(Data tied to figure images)
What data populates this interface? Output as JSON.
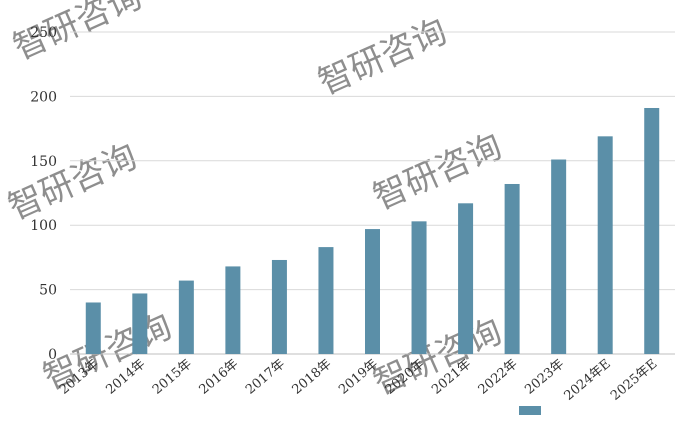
{
  "watermark": {
    "text": "智研咨询",
    "color": "#d9e1ea"
  },
  "chart_data": {
    "type": "bar",
    "categories": [
      "2013年",
      "2014年",
      "2015年",
      "2016年",
      "2017年",
      "2018年",
      "2019年",
      "2020年",
      "2021年",
      "2022年",
      "2023年",
      "2024年E",
      "2025年E"
    ],
    "values": [
      40,
      47,
      57,
      68,
      73,
      83,
      97,
      103,
      117,
      132,
      151,
      169,
      191
    ],
    "title": "",
    "xlabel": "",
    "ylabel": "",
    "ylim": [
      0,
      250
    ],
    "yticks": [
      0,
      50,
      100,
      150,
      200,
      250
    ],
    "grid": true,
    "legend": "bottom-center",
    "colors": {
      "bar": "#5b8fa8",
      "grid": "#d9d9d9",
      "axis": "#bfbfbf",
      "text": "#333333"
    }
  }
}
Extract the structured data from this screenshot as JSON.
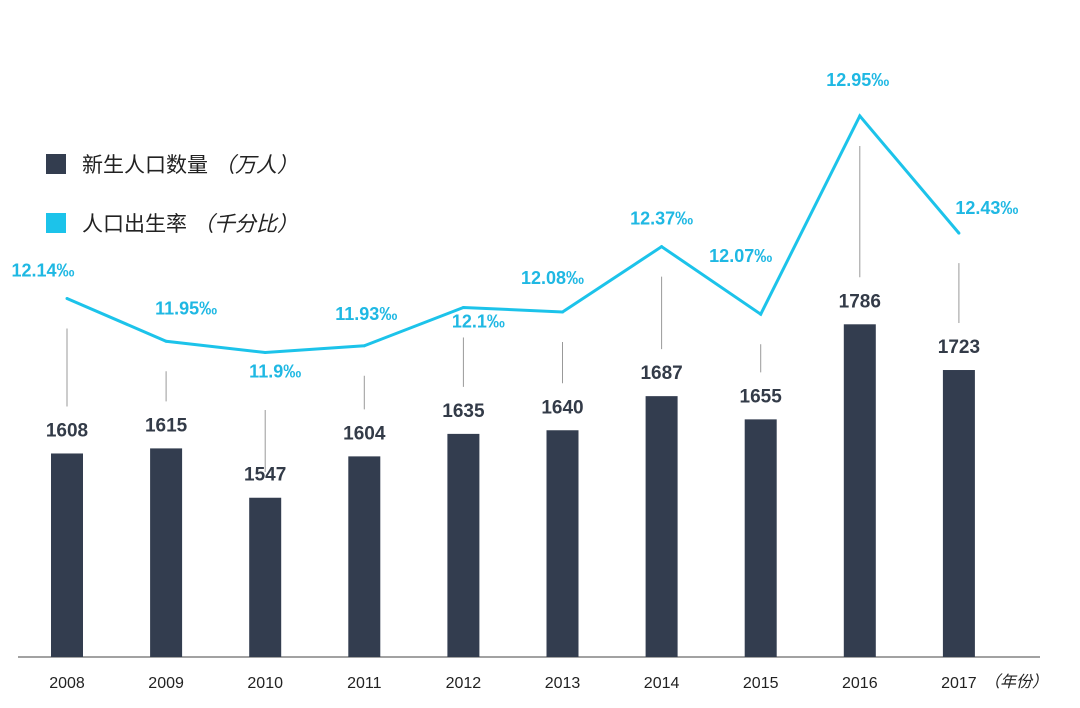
{
  "colors": {
    "bar": "#333d4f",
    "line": "#1cc3ea",
    "rate_text": "#1fb8e3",
    "leader": "#999999",
    "axis": "#444444"
  },
  "legend": {
    "births_label": "新生人口数量",
    "births_unit": "（万人）",
    "rate_label": "人口出生率",
    "rate_unit": "（千分比）"
  },
  "x_unit": "（年份）",
  "chart_data": {
    "type": "bar",
    "categories": [
      "2008",
      "2009",
      "2010",
      "2011",
      "2012",
      "2013",
      "2014",
      "2015",
      "2016",
      "2017"
    ],
    "series": [
      {
        "name": "新生人口数量",
        "unit": "万人",
        "type": "bar",
        "values": [
          1608,
          1615,
          1547,
          1604,
          1635,
          1640,
          1687,
          1655,
          1786,
          1723
        ]
      },
      {
        "name": "人口出生率",
        "unit": "‰",
        "type": "line",
        "values": [
          12.14,
          11.95,
          11.9,
          11.93,
          12.1,
          12.08,
          12.37,
          12.07,
          12.95,
          12.43
        ],
        "labels": [
          "12.14‰",
          "11.95‰",
          "11.9‰",
          "11.93‰",
          "12.1‰",
          "12.08‰",
          "12.37‰",
          "12.07‰",
          "12.95‰",
          "12.43‰"
        ]
      }
    ],
    "legend_position": "top-left",
    "grid": false
  }
}
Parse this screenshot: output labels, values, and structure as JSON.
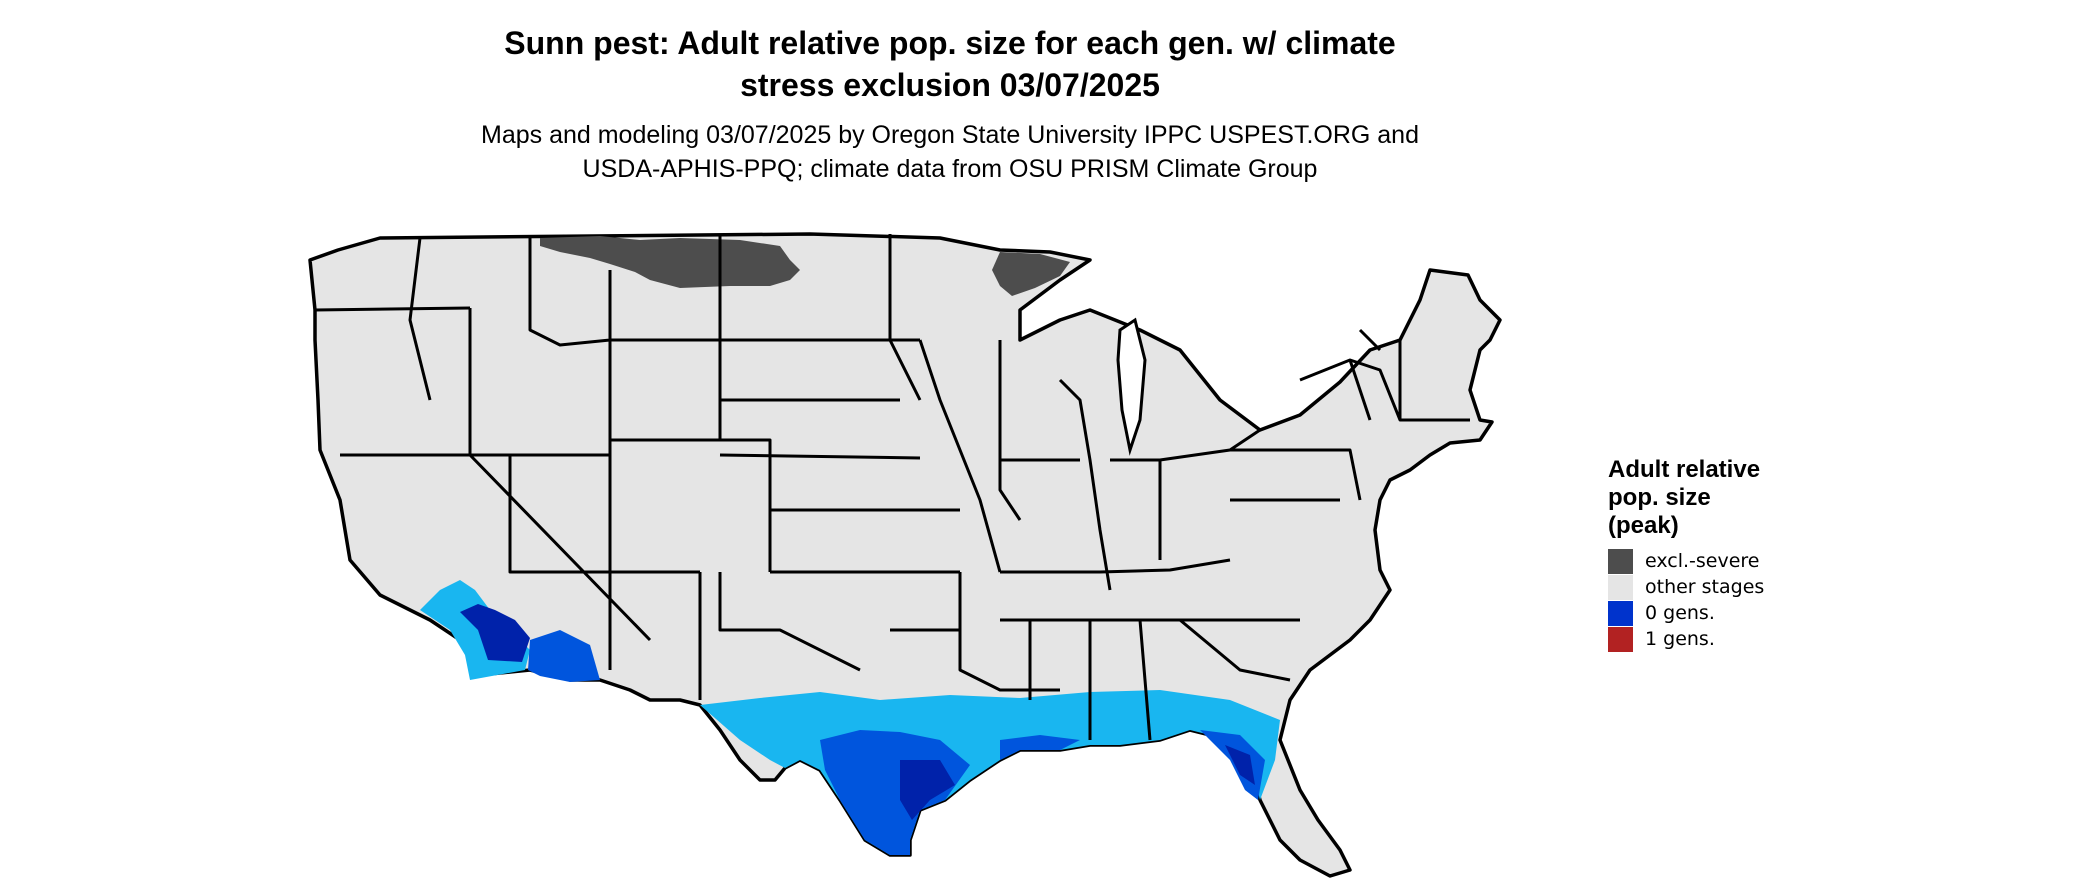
{
  "title_line1": "Sunn pest: Adult relative pop. size for each gen. w/ climate",
  "title_line2": "stress exclusion 03/07/2025",
  "subtitle_line1": "Maps and modeling 03/07/2025 by Oregon State University IPPC USPEST.ORG and",
  "subtitle_line2": "USDA-APHIS-PPQ; climate data from OSU PRISM Climate Group",
  "legend": {
    "title_line1": "Adult relative",
    "title_line2": "pop. size",
    "title_line3": "(peak)",
    "items": [
      {
        "label": "excl.-severe",
        "color": "#4d4d4d"
      },
      {
        "label": "other stages",
        "color": "#e5e5e5"
      },
      {
        "label": "0 gens.",
        "color": "#0033cc"
      },
      {
        "label": "1 gens.",
        "color": "#b22222"
      }
    ]
  },
  "map_colors": {
    "land": "#e5e5e5",
    "border": "#000000",
    "excluded": "#4d4d4d",
    "light_blue": "#19b6f0",
    "mid_blue": "#0055dd",
    "dark_blue": "#0022aa"
  }
}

> **Direction**: Your copy of the data should match it exactly, except that pictures are left out.

> **Written solution**:
What data populates this interface? Output as JSON.
{
  "watermark": {
    "text": "智研咨询",
    "color": "#d9e1ea"
  },
  "chart_data": {
    "type": "bar",
    "categories": [
      "2013年",
      "2014年",
      "2015年",
      "2016年",
      "2017年",
      "2018年",
      "2019年",
      "2020年",
      "2021年",
      "2022年",
      "2023年",
      "2024年E",
      "2025年E"
    ],
    "values": [
      40,
      47,
      57,
      68,
      73,
      83,
      97,
      103,
      117,
      132,
      151,
      169,
      191
    ],
    "title": "",
    "xlabel": "",
    "ylabel": "",
    "ylim": [
      0,
      250
    ],
    "yticks": [
      0,
      50,
      100,
      150,
      200,
      250
    ],
    "grid": true,
    "legend": "bottom-center",
    "colors": {
      "bar": "#5b8fa8",
      "grid": "#d9d9d9",
      "axis": "#bfbfbf",
      "text": "#333333"
    }
  }
}
Extract the structured data from this screenshot as JSON.
{
  "colors": {
    "bar": "#333d4f",
    "line": "#1cc3ea",
    "rate_text": "#1fb8e3",
    "leader": "#999999",
    "axis": "#444444"
  },
  "legend": {
    "births_label": "新生人口数量",
    "births_unit": "（万人）",
    "rate_label": "人口出生率",
    "rate_unit": "（千分比）"
  },
  "x_unit": "（年份）",
  "chart_data": {
    "type": "bar",
    "categories": [
      "2008",
      "2009",
      "2010",
      "2011",
      "2012",
      "2013",
      "2014",
      "2015",
      "2016",
      "2017"
    ],
    "series": [
      {
        "name": "新生人口数量",
        "unit": "万人",
        "type": "bar",
        "values": [
          1608,
          1615,
          1547,
          1604,
          1635,
          1640,
          1687,
          1655,
          1786,
          1723
        ]
      },
      {
        "name": "人口出生率",
        "unit": "‰",
        "type": "line",
        "values": [
          12.14,
          11.95,
          11.9,
          11.93,
          12.1,
          12.08,
          12.37,
          12.07,
          12.95,
          12.43
        ],
        "labels": [
          "12.14‰",
          "11.95‰",
          "11.9‰",
          "11.93‰",
          "12.1‰",
          "12.08‰",
          "12.37‰",
          "12.07‰",
          "12.95‰",
          "12.43‰"
        ]
      }
    ],
    "legend_position": "top-left",
    "grid": false
  }
}
Parse this screenshot: output labels, values, and structure as JSON.
{
  "title_line1": "Sunn pest: Adult relative pop. size for each gen. w/ climate",
  "title_line2": "stress exclusion 03/07/2025",
  "subtitle_line1": "Maps and modeling 03/07/2025 by Oregon State University IPPC USPEST.ORG and",
  "subtitle_line2": "USDA-APHIS-PPQ; climate data from OSU PRISM Climate Group",
  "legend": {
    "title_line1": "Adult relative",
    "title_line2": "pop. size",
    "title_line3": "(peak)",
    "items": [
      {
        "label": "excl.-severe",
        "color": "#4d4d4d"
      },
      {
        "label": "other stages",
        "color": "#e5e5e5"
      },
      {
        "label": "0 gens.",
        "color": "#0033cc"
      },
      {
        "label": "1 gens.",
        "color": "#b22222"
      }
    ]
  },
  "map_colors": {
    "land": "#e5e5e5",
    "border": "#000000",
    "excluded": "#4d4d4d",
    "light_blue": "#19b6f0",
    "mid_blue": "#0055dd",
    "dark_blue": "#0022aa"
  }
}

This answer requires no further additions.